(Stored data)
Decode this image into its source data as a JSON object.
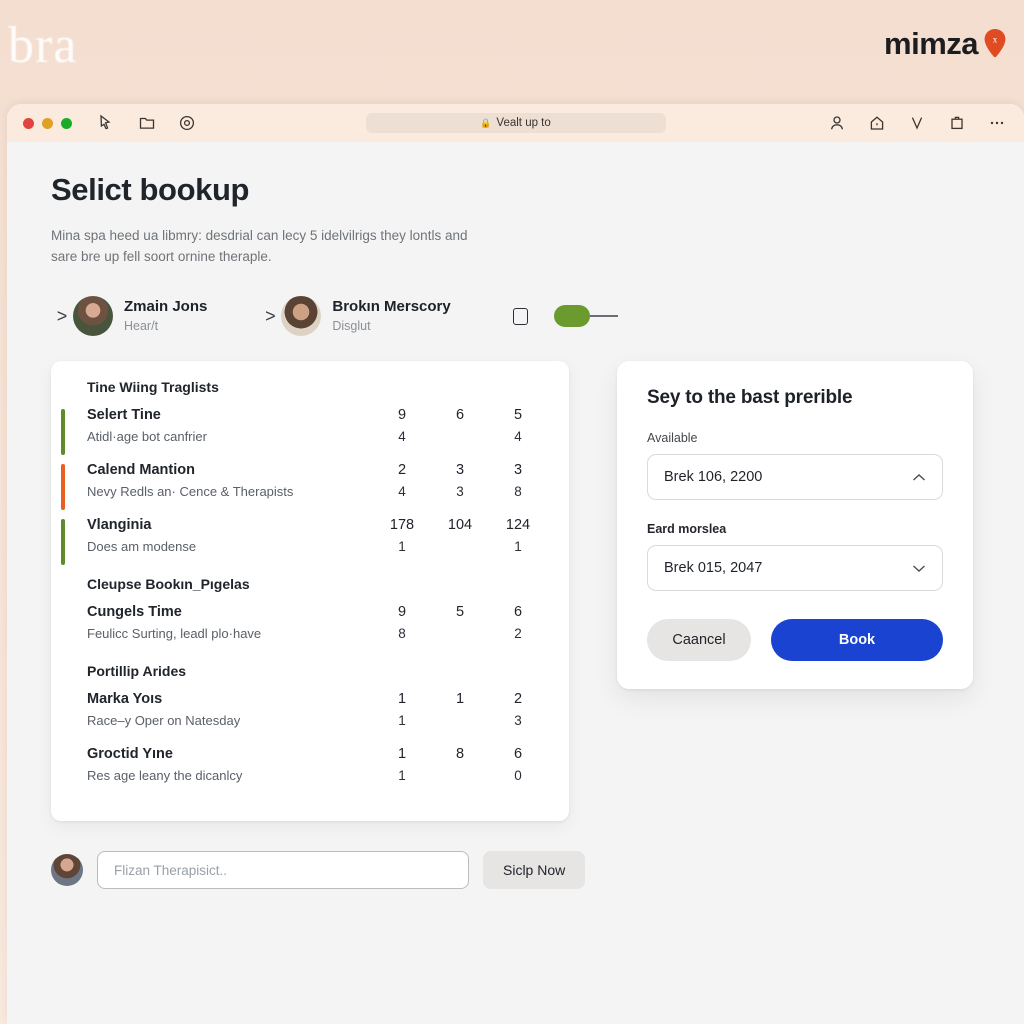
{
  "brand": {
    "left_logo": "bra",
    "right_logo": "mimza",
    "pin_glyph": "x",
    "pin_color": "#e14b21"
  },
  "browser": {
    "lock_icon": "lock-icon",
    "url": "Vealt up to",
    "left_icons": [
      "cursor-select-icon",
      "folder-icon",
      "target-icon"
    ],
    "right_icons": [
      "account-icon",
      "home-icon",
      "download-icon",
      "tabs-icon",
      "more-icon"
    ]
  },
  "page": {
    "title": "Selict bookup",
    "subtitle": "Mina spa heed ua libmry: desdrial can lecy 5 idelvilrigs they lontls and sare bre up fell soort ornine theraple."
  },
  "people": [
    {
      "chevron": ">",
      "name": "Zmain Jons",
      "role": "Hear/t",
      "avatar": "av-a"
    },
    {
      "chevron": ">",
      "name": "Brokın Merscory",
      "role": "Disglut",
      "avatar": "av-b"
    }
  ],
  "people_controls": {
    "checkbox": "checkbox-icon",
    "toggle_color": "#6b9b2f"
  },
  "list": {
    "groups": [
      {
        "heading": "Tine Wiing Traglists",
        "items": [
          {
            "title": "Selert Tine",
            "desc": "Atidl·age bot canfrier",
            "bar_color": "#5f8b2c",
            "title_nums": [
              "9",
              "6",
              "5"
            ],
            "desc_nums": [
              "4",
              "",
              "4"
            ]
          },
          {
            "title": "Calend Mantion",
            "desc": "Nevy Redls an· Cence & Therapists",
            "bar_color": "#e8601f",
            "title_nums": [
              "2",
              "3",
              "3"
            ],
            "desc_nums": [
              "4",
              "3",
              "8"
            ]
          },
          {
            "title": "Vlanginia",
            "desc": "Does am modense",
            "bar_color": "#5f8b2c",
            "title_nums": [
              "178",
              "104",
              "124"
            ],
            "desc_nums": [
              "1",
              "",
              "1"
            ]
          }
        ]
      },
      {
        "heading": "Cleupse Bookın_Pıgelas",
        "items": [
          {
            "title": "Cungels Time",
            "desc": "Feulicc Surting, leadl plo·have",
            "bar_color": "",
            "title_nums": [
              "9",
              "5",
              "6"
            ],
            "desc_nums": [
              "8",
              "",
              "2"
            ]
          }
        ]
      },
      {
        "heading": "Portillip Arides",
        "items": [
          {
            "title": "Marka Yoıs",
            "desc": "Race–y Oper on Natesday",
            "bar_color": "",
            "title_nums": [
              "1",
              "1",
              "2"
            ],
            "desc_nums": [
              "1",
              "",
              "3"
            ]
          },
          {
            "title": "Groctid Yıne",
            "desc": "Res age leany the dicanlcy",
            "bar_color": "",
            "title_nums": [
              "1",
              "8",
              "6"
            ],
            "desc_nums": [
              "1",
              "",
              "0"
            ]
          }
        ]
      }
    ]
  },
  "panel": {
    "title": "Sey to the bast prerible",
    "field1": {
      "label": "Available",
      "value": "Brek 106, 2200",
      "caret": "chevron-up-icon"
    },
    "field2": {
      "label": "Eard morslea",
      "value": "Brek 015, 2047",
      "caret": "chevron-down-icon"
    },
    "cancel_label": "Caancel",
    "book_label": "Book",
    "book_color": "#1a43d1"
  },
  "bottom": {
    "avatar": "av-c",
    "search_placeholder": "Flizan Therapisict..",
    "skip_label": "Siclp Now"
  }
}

==

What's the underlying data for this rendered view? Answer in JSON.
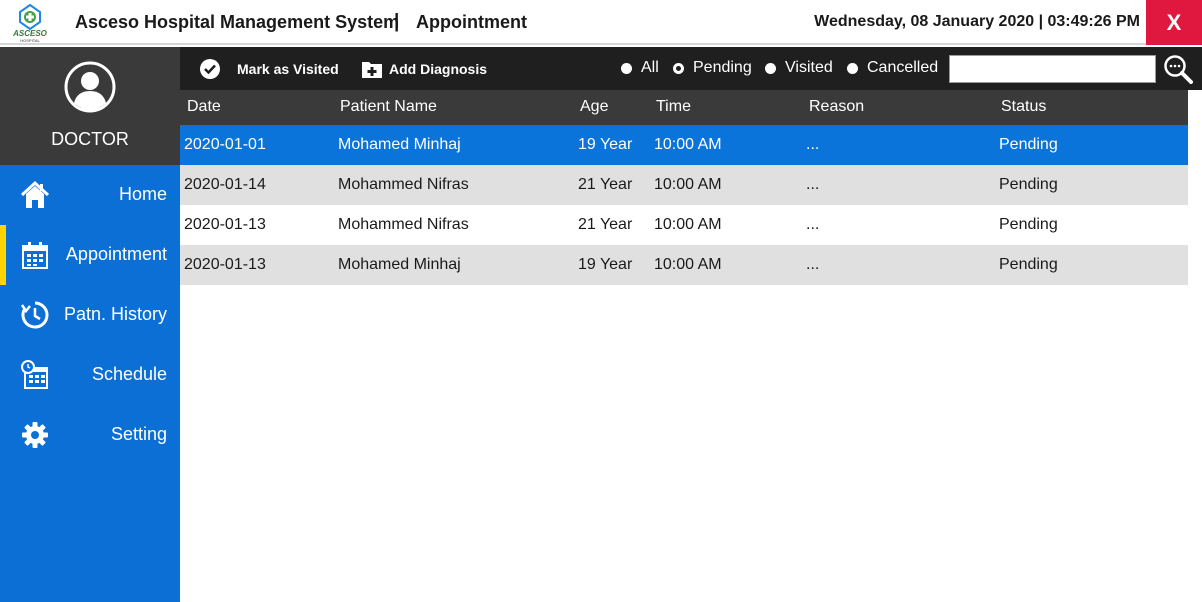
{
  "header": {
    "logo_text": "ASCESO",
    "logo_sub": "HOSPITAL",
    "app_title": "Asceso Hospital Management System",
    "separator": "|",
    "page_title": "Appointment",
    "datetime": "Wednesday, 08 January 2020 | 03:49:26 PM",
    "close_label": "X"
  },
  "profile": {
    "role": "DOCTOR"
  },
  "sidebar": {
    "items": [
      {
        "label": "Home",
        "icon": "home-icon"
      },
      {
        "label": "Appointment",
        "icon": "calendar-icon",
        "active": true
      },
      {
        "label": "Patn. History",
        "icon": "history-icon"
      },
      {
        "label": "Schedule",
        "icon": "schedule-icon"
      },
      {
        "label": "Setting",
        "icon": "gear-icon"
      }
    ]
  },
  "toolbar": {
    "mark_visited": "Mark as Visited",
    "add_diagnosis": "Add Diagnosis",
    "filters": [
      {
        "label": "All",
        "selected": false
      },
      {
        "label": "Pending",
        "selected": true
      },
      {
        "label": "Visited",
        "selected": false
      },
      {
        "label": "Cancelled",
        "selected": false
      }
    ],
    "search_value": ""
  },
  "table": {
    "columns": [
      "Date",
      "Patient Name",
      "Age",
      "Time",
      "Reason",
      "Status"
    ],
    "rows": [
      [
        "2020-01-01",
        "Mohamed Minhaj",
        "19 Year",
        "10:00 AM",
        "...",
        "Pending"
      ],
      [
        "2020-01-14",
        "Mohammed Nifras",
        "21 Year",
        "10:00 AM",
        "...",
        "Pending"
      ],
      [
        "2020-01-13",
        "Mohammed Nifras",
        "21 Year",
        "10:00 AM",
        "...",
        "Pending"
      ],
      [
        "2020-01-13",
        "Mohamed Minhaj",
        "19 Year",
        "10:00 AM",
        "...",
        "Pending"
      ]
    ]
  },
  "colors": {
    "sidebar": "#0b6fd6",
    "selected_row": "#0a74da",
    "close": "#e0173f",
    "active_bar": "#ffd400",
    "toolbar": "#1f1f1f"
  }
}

==

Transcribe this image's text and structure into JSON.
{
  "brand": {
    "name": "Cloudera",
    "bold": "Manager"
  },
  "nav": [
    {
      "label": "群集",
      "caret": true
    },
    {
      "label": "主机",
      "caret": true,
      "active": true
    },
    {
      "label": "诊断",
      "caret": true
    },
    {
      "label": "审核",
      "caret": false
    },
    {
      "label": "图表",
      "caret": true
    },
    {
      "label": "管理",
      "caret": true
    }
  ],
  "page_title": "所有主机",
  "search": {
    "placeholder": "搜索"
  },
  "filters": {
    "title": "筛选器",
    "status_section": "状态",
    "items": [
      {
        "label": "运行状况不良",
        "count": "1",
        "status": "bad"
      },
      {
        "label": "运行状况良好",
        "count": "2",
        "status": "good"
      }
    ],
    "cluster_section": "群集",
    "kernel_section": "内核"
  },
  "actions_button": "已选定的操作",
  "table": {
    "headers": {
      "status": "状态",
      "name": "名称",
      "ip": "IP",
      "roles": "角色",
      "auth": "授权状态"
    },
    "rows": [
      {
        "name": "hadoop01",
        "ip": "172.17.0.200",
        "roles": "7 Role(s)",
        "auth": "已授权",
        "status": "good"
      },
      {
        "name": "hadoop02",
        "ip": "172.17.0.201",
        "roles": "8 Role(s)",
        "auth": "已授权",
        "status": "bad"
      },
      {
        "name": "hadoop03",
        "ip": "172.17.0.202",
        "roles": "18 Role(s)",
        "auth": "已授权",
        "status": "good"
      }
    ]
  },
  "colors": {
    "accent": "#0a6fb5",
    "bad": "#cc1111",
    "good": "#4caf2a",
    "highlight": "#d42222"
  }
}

* _Job_
Check each line of the entries for the string "chevron". Copy the lines that have it.

* _Written answer_
      "chevron": ">",
      "chevron": ">",
      "caret": "chevron-up-icon"
      "caret": "chevron-down-icon"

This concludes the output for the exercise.